#### [REQUIRED WORK]
Reproduce the entries word for word, and omit any picture you find in them.

(Dataset records)
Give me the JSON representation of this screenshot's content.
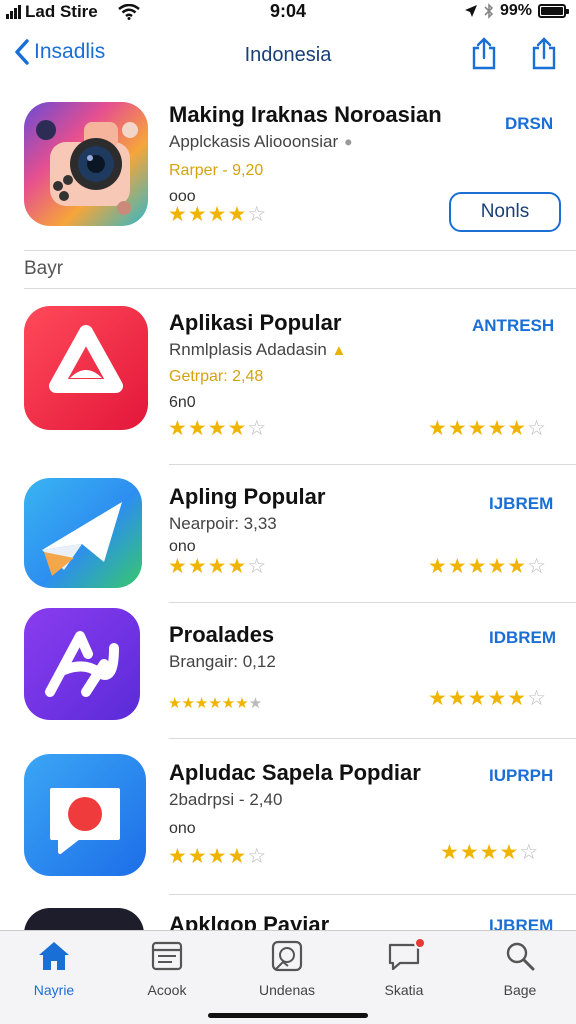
{
  "status_bar": {
    "carrier": "Lad Stire",
    "time": "9:04",
    "battery": "99%",
    "battery_level": 0.99
  },
  "nav": {
    "back_label": "Insadlis",
    "title": "Indonesia"
  },
  "featured": {
    "title": "Making Iraknas Noroasian",
    "subtitle": "Applckasis Aliooonsiar",
    "price": "Rarper - 9,20",
    "meta": "ooo",
    "rating": 4,
    "top_action": "DRSN",
    "button_label": "Nonls"
  },
  "section_label": "Bayr",
  "apps": [
    {
      "title": "Aplikasi Popular",
      "subtitle": "Rnmlplasis Adadasin",
      "price": "Getrpar: 2,48",
      "meta": "6n0",
      "rating": 4,
      "right_rating": 4.5,
      "action": "ANTRESH"
    },
    {
      "title": "Apling Popular",
      "subtitle": "Nearpoir: 3,33",
      "meta": "ono",
      "rating": 4,
      "right_rating": 4.5,
      "action": "IJBREM"
    },
    {
      "title": "Proalades",
      "subtitle": "Brangair: 0,12",
      "rating": 4,
      "right_rating": 4.5,
      "action": "IDBREM"
    },
    {
      "title": "Apludac Sapela Popdiar",
      "subtitle": "2badrpsi - 2,40",
      "meta": "ono",
      "rating": 4,
      "right_rating": 4,
      "action": "IUPRPH"
    },
    {
      "title": "Apklgop Payiar",
      "action": "IJBREM"
    }
  ],
  "tabs": [
    {
      "label": "Nayrie",
      "icon": "house-icon",
      "active": true
    },
    {
      "label": "Acook",
      "icon": "list-icon",
      "active": false
    },
    {
      "label": "Undenas",
      "icon": "photo-icon",
      "active": false
    },
    {
      "label": "Skatia",
      "icon": "chat-icon",
      "active": false
    },
    {
      "label": "Bage",
      "icon": "search-icon",
      "active": false
    }
  ],
  "colors": {
    "accent": "#1a6fd6",
    "star": "#f0b400",
    "price_gold": "#d4a30c"
  }
}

#### [ANSWER FOR THE TASK]
Give me the JSON representation of this screenshot's content.
{
  "status_bar": {
    "carrier": "Lad Stire",
    "time": "9:04",
    "battery": "99%",
    "battery_level": 0.99
  },
  "nav": {
    "back_label": "Insadlis",
    "title": "Indonesia"
  },
  "featured": {
    "title": "Making Iraknas Noroasian",
    "subtitle": "Applckasis Aliooonsiar",
    "price": "Rarper - 9,20",
    "meta": "ooo",
    "rating": 4,
    "top_action": "DRSN",
    "button_label": "Nonls"
  },
  "section_label": "Bayr",
  "apps": [
    {
      "title": "Aplikasi Popular",
      "subtitle": "Rnmlplasis Adadasin",
      "price": "Getrpar: 2,48",
      "meta": "6n0",
      "rating": 4,
      "right_rating": 4.5,
      "action": "ANTRESH"
    },
    {
      "title": "Apling Popular",
      "subtitle": "Nearpoir: 3,33",
      "meta": "ono",
      "rating": 4,
      "right_rating": 4.5,
      "action": "IJBREM"
    },
    {
      "title": "Proalades",
      "subtitle": "Brangair: 0,12",
      "rating": 4,
      "right_rating": 4.5,
      "action": "IDBREM"
    },
    {
      "title": "Apludac Sapela Popdiar",
      "subtitle": "2badrpsi - 2,40",
      "meta": "ono",
      "rating": 4,
      "right_rating": 4,
      "action": "IUPRPH"
    },
    {
      "title": "Apklgop Payiar",
      "action": "IJBREM"
    }
  ],
  "tabs": [
    {
      "label": "Nayrie",
      "icon": "house-icon",
      "active": true
    },
    {
      "label": "Acook",
      "icon": "list-icon",
      "active": false
    },
    {
      "label": "Undenas",
      "icon": "photo-icon",
      "active": false
    },
    {
      "label": "Skatia",
      "icon": "chat-icon",
      "active": false
    },
    {
      "label": "Bage",
      "icon": "search-icon",
      "active": false
    }
  ],
  "colors": {
    "accent": "#1a6fd6",
    "star": "#f0b400",
    "price_gold": "#d4a30c"
  }
}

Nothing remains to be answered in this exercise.